start RECORDS FOR THIS EXERCISE

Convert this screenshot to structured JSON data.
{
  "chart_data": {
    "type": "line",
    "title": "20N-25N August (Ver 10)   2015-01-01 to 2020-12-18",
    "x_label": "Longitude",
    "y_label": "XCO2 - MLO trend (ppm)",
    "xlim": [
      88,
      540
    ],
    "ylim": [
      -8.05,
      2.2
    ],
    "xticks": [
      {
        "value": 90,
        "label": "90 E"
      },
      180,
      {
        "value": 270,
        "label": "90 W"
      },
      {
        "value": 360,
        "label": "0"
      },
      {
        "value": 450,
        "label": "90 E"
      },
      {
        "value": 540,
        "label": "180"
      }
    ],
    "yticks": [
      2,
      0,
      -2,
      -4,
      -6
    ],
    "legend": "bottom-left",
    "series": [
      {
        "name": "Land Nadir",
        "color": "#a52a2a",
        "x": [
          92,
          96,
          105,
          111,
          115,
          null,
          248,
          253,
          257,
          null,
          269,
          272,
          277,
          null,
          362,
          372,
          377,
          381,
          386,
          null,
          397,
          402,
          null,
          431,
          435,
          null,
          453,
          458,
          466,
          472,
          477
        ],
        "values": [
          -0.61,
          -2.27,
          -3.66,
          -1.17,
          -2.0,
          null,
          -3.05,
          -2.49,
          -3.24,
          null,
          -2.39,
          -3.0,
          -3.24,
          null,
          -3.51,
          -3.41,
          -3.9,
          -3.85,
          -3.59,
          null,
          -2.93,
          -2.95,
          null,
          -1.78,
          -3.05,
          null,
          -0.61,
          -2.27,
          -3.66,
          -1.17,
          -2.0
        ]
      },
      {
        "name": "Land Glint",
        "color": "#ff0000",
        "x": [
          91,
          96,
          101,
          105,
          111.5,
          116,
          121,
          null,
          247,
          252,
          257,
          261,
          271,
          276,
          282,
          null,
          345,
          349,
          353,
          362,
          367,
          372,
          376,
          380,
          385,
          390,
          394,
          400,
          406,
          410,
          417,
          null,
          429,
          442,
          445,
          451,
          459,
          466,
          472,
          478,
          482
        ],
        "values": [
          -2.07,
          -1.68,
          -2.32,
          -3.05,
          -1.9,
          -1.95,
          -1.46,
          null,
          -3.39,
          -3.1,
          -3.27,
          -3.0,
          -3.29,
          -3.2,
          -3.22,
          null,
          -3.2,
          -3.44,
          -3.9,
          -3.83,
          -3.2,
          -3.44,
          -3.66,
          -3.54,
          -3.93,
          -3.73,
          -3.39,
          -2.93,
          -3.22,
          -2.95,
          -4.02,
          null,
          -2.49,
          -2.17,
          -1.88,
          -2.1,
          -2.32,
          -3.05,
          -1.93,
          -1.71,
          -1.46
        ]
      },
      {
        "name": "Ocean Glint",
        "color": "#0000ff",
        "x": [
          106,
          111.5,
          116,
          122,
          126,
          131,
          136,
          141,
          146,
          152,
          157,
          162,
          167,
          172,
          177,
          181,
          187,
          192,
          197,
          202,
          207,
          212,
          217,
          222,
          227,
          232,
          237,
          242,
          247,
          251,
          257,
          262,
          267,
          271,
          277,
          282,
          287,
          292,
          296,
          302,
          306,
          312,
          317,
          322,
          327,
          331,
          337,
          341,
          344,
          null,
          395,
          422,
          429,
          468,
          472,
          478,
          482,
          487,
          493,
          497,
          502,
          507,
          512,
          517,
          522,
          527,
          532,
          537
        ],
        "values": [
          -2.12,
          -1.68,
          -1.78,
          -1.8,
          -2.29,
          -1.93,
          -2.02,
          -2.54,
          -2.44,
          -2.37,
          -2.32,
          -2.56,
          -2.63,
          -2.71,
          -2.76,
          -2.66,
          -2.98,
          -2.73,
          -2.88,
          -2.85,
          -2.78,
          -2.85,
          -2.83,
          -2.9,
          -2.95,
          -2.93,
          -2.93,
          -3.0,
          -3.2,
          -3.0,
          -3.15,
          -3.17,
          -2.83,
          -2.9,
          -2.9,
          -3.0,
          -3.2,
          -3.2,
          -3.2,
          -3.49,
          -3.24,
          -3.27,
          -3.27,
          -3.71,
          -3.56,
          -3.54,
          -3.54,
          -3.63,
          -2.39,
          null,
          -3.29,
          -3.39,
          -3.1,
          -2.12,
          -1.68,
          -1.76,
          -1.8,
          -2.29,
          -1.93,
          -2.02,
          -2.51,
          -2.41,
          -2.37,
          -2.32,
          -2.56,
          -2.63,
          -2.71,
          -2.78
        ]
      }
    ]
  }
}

end RECORDS FOR THIS EXERCISE

> _WHAT TO WORK ON_:
Output the whole listing above again, word for word.

> _EXERCISE OUTPUT_:
Convert this screenshot to structured JSON data.
{
  "chart_data": {
    "type": "line",
    "title": "20N-25N August (Ver 10)   2015-01-01 to 2020-12-18",
    "x_label": "Longitude",
    "y_label": "XCO2 - MLO trend (ppm)",
    "xlim": [
      88,
      540
    ],
    "ylim": [
      -8.05,
      2.2
    ],
    "xticks": [
      {
        "value": 90,
        "label": "90 E"
      },
      180,
      {
        "value": 270,
        "label": "90 W"
      },
      {
        "value": 360,
        "label": "0"
      },
      {
        "value": 450,
        "label": "90 E"
      },
      {
        "value": 540,
        "label": "180"
      }
    ],
    "yticks": [
      2,
      0,
      -2,
      -4,
      -6
    ],
    "legend": "bottom-left",
    "series": [
      {
        "name": "Land Nadir",
        "color": "#a52a2a",
        "x": [
          92,
          96,
          105,
          111,
          115,
          null,
          248,
          253,
          257,
          null,
          269,
          272,
          277,
          null,
          362,
          372,
          377,
          381,
          386,
          null,
          397,
          402,
          null,
          431,
          435,
          null,
          453,
          458,
          466,
          472,
          477
        ],
        "values": [
          -0.61,
          -2.27,
          -3.66,
          -1.17,
          -2.0,
          null,
          -3.05,
          -2.49,
          -3.24,
          null,
          -2.39,
          -3.0,
          -3.24,
          null,
          -3.51,
          -3.41,
          -3.9,
          -3.85,
          -3.59,
          null,
          -2.93,
          -2.95,
          null,
          -1.78,
          -3.05,
          null,
          -0.61,
          -2.27,
          -3.66,
          -1.17,
          -2.0
        ]
      },
      {
        "name": "Land Glint",
        "color": "#ff0000",
        "x": [
          91,
          96,
          101,
          105,
          111.5,
          116,
          121,
          null,
          247,
          252,
          257,
          261,
          271,
          276,
          282,
          null,
          345,
          349,
          353,
          362,
          367,
          372,
          376,
          380,
          385,
          390,
          394,
          400,
          406,
          410,
          417,
          null,
          429,
          442,
          445,
          451,
          459,
          466,
          472,
          478,
          482
        ],
        "values": [
          -2.07,
          -1.68,
          -2.32,
          -3.05,
          -1.9,
          -1.95,
          -1.46,
          null,
          -3.39,
          -3.1,
          -3.27,
          -3.0,
          -3.29,
          -3.2,
          -3.22,
          null,
          -3.2,
          -3.44,
          -3.9,
          -3.83,
          -3.2,
          -3.44,
          -3.66,
          -3.54,
          -3.93,
          -3.73,
          -3.39,
          -2.93,
          -3.22,
          -2.95,
          -4.02,
          null,
          -2.49,
          -2.17,
          -1.88,
          -2.1,
          -2.32,
          -3.05,
          -1.93,
          -1.71,
          -1.46
        ]
      },
      {
        "name": "Ocean Glint",
        "color": "#0000ff",
        "x": [
          106,
          111.5,
          116,
          122,
          126,
          131,
          136,
          141,
          146,
          152,
          157,
          162,
          167,
          172,
          177,
          181,
          187,
          192,
          197,
          202,
          207,
          212,
          217,
          222,
          227,
          232,
          237,
          242,
          247,
          251,
          257,
          262,
          267,
          271,
          277,
          282,
          287,
          292,
          296,
          302,
          306,
          312,
          317,
          322,
          327,
          331,
          337,
          341,
          344,
          null,
          395,
          422,
          429,
          468,
          472,
          478,
          482,
          487,
          493,
          497,
          502,
          507,
          512,
          517,
          522,
          527,
          532,
          537
        ],
        "values": [
          -2.12,
          -1.68,
          -1.78,
          -1.8,
          -2.29,
          -1.93,
          -2.02,
          -2.54,
          -2.44,
          -2.37,
          -2.32,
          -2.56,
          -2.63,
          -2.71,
          -2.76,
          -2.66,
          -2.98,
          -2.73,
          -2.88,
          -2.85,
          -2.78,
          -2.85,
          -2.83,
          -2.9,
          -2.95,
          -2.93,
          -2.93,
          -3.0,
          -3.2,
          -3.0,
          -3.15,
          -3.17,
          -2.83,
          -2.9,
          -2.9,
          -3.0,
          -3.2,
          -3.2,
          -3.2,
          -3.49,
          -3.24,
          -3.27,
          -3.27,
          -3.71,
          -3.56,
          -3.54,
          -3.54,
          -3.63,
          -2.39,
          null,
          -3.29,
          -3.39,
          -3.1,
          -2.12,
          -1.68,
          -1.76,
          -1.8,
          -2.29,
          -1.93,
          -2.02,
          -2.51,
          -2.41,
          -2.37,
          -2.32,
          -2.56,
          -2.63,
          -2.71,
          -2.78
        ]
      }
    ]
  }
}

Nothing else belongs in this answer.